■ **Your task**
Put every line of the items below into a JSON list of strings, one string per line, and leave out any blank lines.

■ **Data section**
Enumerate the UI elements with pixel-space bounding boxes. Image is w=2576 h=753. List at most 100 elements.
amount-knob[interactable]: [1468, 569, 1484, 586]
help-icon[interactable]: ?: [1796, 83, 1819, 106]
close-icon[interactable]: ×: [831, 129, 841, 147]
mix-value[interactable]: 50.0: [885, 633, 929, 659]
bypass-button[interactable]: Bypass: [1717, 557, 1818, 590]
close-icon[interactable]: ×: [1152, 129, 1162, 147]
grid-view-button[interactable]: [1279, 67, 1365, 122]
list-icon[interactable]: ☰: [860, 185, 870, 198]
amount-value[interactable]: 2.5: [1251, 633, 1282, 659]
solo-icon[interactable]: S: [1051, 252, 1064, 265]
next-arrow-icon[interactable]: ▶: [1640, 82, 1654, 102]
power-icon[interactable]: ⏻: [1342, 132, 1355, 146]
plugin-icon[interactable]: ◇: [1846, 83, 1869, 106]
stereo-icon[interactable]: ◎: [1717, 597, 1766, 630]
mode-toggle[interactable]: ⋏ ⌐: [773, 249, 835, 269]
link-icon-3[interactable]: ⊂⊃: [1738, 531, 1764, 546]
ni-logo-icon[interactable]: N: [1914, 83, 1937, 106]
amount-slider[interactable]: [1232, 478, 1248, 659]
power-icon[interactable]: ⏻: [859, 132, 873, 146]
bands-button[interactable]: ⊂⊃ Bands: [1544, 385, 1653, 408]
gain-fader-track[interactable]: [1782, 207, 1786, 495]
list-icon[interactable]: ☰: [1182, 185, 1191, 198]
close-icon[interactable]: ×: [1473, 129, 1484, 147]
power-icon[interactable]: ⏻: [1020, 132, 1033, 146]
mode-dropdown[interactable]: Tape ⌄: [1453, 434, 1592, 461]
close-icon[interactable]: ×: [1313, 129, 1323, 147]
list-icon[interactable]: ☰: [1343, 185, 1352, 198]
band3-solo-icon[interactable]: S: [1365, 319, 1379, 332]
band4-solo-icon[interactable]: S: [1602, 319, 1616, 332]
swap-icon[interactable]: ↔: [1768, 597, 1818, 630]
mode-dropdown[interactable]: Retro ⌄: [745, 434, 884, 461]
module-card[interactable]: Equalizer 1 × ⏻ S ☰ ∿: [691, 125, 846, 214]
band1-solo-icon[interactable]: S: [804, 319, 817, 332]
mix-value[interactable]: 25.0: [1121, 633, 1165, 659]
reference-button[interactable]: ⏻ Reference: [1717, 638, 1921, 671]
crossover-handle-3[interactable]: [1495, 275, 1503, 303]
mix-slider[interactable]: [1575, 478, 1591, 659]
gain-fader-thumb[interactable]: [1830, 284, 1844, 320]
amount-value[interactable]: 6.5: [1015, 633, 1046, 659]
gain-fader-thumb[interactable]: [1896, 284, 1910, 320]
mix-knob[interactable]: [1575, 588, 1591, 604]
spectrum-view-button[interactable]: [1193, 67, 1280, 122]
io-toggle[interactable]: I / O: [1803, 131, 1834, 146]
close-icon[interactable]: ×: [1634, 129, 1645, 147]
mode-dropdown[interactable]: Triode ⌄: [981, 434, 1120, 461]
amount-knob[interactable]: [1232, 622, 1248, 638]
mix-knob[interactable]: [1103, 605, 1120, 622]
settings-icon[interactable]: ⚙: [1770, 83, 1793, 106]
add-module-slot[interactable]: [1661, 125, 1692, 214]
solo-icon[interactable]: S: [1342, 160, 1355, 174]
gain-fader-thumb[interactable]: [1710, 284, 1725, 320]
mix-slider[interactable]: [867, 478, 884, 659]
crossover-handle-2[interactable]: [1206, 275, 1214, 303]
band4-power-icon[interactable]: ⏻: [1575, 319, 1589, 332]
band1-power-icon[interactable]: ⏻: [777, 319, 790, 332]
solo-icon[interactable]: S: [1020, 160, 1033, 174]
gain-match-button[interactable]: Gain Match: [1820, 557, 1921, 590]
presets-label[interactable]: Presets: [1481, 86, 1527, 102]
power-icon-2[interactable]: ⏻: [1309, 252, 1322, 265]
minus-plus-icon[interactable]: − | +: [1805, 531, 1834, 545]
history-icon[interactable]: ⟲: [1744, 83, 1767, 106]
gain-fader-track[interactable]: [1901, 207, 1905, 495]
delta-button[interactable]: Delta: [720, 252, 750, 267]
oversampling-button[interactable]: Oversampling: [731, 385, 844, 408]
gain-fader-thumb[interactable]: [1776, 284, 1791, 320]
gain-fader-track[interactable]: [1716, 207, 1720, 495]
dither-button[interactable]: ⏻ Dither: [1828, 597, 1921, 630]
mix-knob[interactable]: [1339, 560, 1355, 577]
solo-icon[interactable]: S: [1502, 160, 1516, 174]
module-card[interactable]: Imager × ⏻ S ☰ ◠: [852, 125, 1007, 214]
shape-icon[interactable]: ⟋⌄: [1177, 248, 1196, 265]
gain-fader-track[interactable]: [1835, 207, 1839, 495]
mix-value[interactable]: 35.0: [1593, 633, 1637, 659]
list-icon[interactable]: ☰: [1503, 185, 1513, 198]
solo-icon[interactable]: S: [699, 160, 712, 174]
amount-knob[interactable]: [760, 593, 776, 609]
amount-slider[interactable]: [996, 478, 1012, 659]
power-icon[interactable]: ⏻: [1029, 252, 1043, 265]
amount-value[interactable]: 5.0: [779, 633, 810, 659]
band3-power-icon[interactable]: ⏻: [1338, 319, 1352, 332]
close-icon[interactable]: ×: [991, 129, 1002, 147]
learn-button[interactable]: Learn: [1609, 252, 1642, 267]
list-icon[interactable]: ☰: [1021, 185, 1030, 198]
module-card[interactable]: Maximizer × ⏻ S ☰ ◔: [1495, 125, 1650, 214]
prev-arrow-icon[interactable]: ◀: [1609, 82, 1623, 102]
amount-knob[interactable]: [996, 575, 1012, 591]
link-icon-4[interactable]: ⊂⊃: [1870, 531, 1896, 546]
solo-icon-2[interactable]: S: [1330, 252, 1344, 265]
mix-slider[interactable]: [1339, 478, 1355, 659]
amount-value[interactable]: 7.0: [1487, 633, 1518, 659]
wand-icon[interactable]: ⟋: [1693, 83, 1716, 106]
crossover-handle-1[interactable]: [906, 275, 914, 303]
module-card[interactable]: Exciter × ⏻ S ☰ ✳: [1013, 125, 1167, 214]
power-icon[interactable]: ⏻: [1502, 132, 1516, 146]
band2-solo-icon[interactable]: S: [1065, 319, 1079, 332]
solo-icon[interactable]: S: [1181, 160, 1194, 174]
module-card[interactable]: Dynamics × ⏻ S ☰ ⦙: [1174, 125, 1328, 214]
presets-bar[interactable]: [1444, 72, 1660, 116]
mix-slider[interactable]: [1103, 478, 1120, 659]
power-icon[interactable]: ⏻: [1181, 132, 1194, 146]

■ **The completed task**
[
  "Enumerate the UI elements with pixel-space bounding boxes. Image is w=2576 h=753. List at most 100 elements.",
  "amount-knob[interactable]: [1468, 569, 1484, 586]",
  "help-icon[interactable]: ?: [1796, 83, 1819, 106]",
  "close-icon[interactable]: ×: [831, 129, 841, 147]",
  "mix-value[interactable]: 50.0: [885, 633, 929, 659]",
  "bypass-button[interactable]: Bypass: [1717, 557, 1818, 590]",
  "close-icon[interactable]: ×: [1152, 129, 1162, 147]",
  "grid-view-button[interactable]: [1279, 67, 1365, 122]",
  "list-icon[interactable]: ☰: [860, 185, 870, 198]",
  "amount-value[interactable]: 2.5: [1251, 633, 1282, 659]",
  "solo-icon[interactable]: S: [1051, 252, 1064, 265]",
  "next-arrow-icon[interactable]: ▶: [1640, 82, 1654, 102]",
  "power-icon[interactable]: ⏻: [1342, 132, 1355, 146]",
  "plugin-icon[interactable]: ◇: [1846, 83, 1869, 106]",
  "stereo-icon[interactable]: ◎: [1717, 597, 1766, 630]",
  "mode-toggle[interactable]: ⋏ ⌐: [773, 249, 835, 269]",
  "link-icon-3[interactable]: ⊂⊃: [1738, 531, 1764, 546]",
  "ni-logo-icon[interactable]: N: [1914, 83, 1937, 106]",
  "amount-slider[interactable]: [1232, 478, 1248, 659]",
  "power-icon[interactable]: ⏻: [859, 132, 873, 146]",
  "bands-button[interactable]: ⊂⊃ Bands: [1544, 385, 1653, 408]",
  "gain-fader-track[interactable]: [1782, 207, 1786, 495]",
  "list-icon[interactable]: ☰: [1182, 185, 1191, 198]",
  "close-icon[interactable]: ×: [1473, 129, 1484, 147]",
  "power-icon[interactable]: ⏻: [1020, 132, 1033, 146]",
  "mode-dropdown[interactable]: Tape ⌄: [1453, 434, 1592, 461]",
  "close-icon[interactable]: ×: [1313, 129, 1323, 147]",
  "list-icon[interactable]: ☰: [1343, 185, 1352, 198]",
  "band3-solo-icon[interactable]: S: [1365, 319, 1379, 332]",
  "band4-solo-icon[interactable]: S: [1602, 319, 1616, 332]",
  "swap-icon[interactable]: ↔: [1768, 597, 1818, 630]",
  "mode-dropdown[interactable]: Retro ⌄: [745, 434, 884, 461]",
  "module-card[interactable]: Equalizer 1 × ⏻ S ☰ ∿: [691, 125, 846, 214]",
  "band1-solo-icon[interactable]: S: [804, 319, 817, 332]",
  "mix-value[interactable]: 25.0: [1121, 633, 1165, 659]",
  "reference-button[interactable]: ⏻ Reference: [1717, 638, 1921, 671]",
  "crossover-handle-3[interactable]: [1495, 275, 1503, 303]",
  "mix-slider[interactable]: [1575, 478, 1591, 659]",
  "gain-fader-thumb[interactable]: [1830, 284, 1844, 320]",
  "amount-value[interactable]: 6.5: [1015, 633, 1046, 659]",
  "gain-fader-thumb[interactable]: [1896, 284, 1910, 320]",
  "mix-knob[interactable]: [1575, 588, 1591, 604]",
  "spectrum-view-button[interactable]: [1193, 67, 1280, 122]",
  "io-toggle[interactable]: I / O: [1803, 131, 1834, 146]",
  "close-icon[interactable]: ×: [1634, 129, 1645, 147]",
  "mode-dropdown[interactable]: Triode ⌄: [981, 434, 1120, 461]",
  "amount-knob[interactable]: [1232, 622, 1248, 638]",
  "mix-knob[interactable]: [1103, 605, 1120, 622]",
  "settings-icon[interactable]: ⚙: [1770, 83, 1793, 106]",
  "add-module-slot[interactable]: [1661, 125, 1692, 214]",
  "solo-icon[interactable]: S: [1342, 160, 1355, 174]",
  "gain-fader-thumb[interactable]: [1710, 284, 1725, 320]",
  "mix-slider[interactable]: [867, 478, 884, 659]",
  "crossover-handle-2[interactable]: [1206, 275, 1214, 303]",
  "band4-power-icon[interactable]: ⏻: [1575, 319, 1589, 332]",
  "band1-power-icon[interactable]: ⏻: [777, 319, 790, 332]",
  "solo-icon[interactable]: S: [1020, 160, 1033, 174]",
  "gain-match-button[interactable]: Gain Match: [1820, 557, 1921, 590]",
  "presets-label[interactable]: Presets: [1481, 86, 1527, 102]",
  "power-icon-2[interactable]: ⏻: [1309, 252, 1322, 265]",
  "minus-plus-icon[interactable]: − | +: [1805, 531, 1834, 545]",
  "history-icon[interactable]: ⟲: [1744, 83, 1767, 106]",
  "gain-fader-track[interactable]: [1901, 207, 1905, 495]",
  "delta-button[interactable]: Delta: [720, 252, 750, 267]",
  "oversampling-button[interactable]: Oversampling: [731, 385, 844, 408]",
  "gain-fader-thumb[interactable]: [1776, 284, 1791, 320]",
  "gain-fader-track[interactable]: [1716, 207, 1720, 495]",
  "dither-button[interactable]: ⏻ Dither: [1828, 597, 1921, 630]",
  "mix-knob[interactable]: [1339, 560, 1355, 577]",
  "solo-icon[interactable]: S: [1502, 160, 1516, 174]",
  "module-card[interactable]: Imager × ⏻ S ☰ ◠: [852, 125, 1007, 214]",
  "shape-icon[interactable]: ⟋⌄: [1177, 248, 1196, 265]",
  "gain-fader-track[interactable]: [1835, 207, 1839, 495]",
  "mix-value[interactable]: 35.0: [1593, 633, 1637, 659]",
  "list-icon[interactable]: ☰: [1503, 185, 1513, 198]",
  "solo-icon[interactable]: S: [699, 160, 712, 174]",
  "amount-knob[interactable]: [760, 593, 776, 609]",
  "amount-slider[interactable]: [996, 478, 1012, 659]",
  "power-icon[interactable]: ⏻: [1029, 252, 1043, 265]",
  "amount-value[interactable]: 5.0: [779, 633, 810, 659]",
  "band3-power-icon[interactable]: ⏻: [1338, 319, 1352, 332]",
  "close-icon[interactable]: ×: [991, 129, 1002, 147]",
  "learn-button[interactable]: Learn: [1609, 252, 1642, 267]",
  "list-icon[interactable]: ☰: [1021, 185, 1030, 198]",
  "module-card[interactable]: Maximizer × ⏻ S ☰ ◔: [1495, 125, 1650, 214]",
  "prev-arrow-icon[interactable]: ◀: [1609, 82, 1623, 102]",
  "amount-knob[interactable]: [996, 575, 1012, 591]",
  "link-icon-4[interactable]: ⊂⊃: [1870, 531, 1896, 546]",
  "solo-icon-2[interactable]: S: [1330, 252, 1344, 265]",
  "mix-slider[interactable]: [1339, 478, 1355, 659]",
  "amount-value[interactable]: 7.0: [1487, 633, 1518, 659]",
  "wand-icon[interactable]: ⟋: [1693, 83, 1716, 106]",
  "crossover-handle-1[interactable]: [906, 275, 914, 303]",
  "module-card[interactable]: Exciter × ⏻ S ☰ ✳: [1013, 125, 1167, 214]",
  "power-icon[interactable]: ⏻: [1502, 132, 1516, 146]",
  "band2-solo-icon[interactable]: S: [1065, 319, 1079, 332]",
  "solo-icon[interactable]: S: [1181, 160, 1194, 174]",
  "module-card[interactable]: Dynamics × ⏻ S ☰ ⦙: [1174, 125, 1328, 214]",
  "presets-bar[interactable]: [1444, 72, 1660, 116]",
  "mix-slider[interactable]: [1103, 478, 1120, 659]",
  "power-icon[interactable]: ⏻: [1181, 132, 1194, 146]"
]